## start
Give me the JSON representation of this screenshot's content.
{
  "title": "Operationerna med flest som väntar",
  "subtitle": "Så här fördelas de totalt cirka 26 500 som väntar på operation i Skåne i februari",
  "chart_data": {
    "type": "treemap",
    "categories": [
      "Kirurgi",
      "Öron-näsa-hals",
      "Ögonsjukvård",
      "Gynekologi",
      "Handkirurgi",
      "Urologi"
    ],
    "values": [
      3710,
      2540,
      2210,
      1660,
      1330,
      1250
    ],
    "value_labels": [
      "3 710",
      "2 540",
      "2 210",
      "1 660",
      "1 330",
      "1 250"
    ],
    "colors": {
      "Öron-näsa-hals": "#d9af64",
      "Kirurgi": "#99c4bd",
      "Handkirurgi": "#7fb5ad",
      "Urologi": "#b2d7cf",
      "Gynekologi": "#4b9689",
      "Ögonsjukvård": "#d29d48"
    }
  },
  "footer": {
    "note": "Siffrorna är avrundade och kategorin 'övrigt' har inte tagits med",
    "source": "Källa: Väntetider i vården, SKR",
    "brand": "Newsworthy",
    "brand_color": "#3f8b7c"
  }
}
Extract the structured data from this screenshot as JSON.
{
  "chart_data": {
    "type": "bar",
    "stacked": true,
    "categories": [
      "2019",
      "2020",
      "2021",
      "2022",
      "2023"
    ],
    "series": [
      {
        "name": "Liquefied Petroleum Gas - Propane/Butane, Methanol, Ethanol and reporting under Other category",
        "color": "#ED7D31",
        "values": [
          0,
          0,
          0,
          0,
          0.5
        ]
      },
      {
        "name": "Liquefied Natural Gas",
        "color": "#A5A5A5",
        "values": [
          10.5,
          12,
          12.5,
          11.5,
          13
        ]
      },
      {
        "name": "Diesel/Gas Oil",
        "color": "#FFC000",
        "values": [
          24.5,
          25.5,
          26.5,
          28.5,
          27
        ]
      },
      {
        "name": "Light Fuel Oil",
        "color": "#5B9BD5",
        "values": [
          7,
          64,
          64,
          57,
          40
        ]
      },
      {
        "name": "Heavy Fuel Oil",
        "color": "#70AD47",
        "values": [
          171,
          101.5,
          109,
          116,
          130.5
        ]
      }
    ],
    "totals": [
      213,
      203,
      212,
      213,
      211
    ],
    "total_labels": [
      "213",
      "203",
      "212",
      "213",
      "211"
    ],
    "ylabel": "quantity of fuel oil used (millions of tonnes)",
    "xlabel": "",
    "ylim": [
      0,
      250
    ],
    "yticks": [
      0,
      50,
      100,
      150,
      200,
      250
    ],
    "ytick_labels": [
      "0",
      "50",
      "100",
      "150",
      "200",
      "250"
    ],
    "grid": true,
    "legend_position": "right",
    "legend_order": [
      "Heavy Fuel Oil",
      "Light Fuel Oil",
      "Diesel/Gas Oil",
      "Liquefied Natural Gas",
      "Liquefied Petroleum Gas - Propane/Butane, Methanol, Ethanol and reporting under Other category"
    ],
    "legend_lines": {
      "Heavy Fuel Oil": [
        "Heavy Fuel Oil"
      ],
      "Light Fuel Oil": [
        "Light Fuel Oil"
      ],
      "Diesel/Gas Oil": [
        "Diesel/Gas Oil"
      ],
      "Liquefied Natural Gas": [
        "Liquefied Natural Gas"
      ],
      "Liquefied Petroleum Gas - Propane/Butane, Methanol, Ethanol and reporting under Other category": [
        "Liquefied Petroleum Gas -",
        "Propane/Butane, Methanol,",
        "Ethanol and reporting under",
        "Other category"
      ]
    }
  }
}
## end
Say only how many lines in the records carry the word "Diesel".

Right answer
4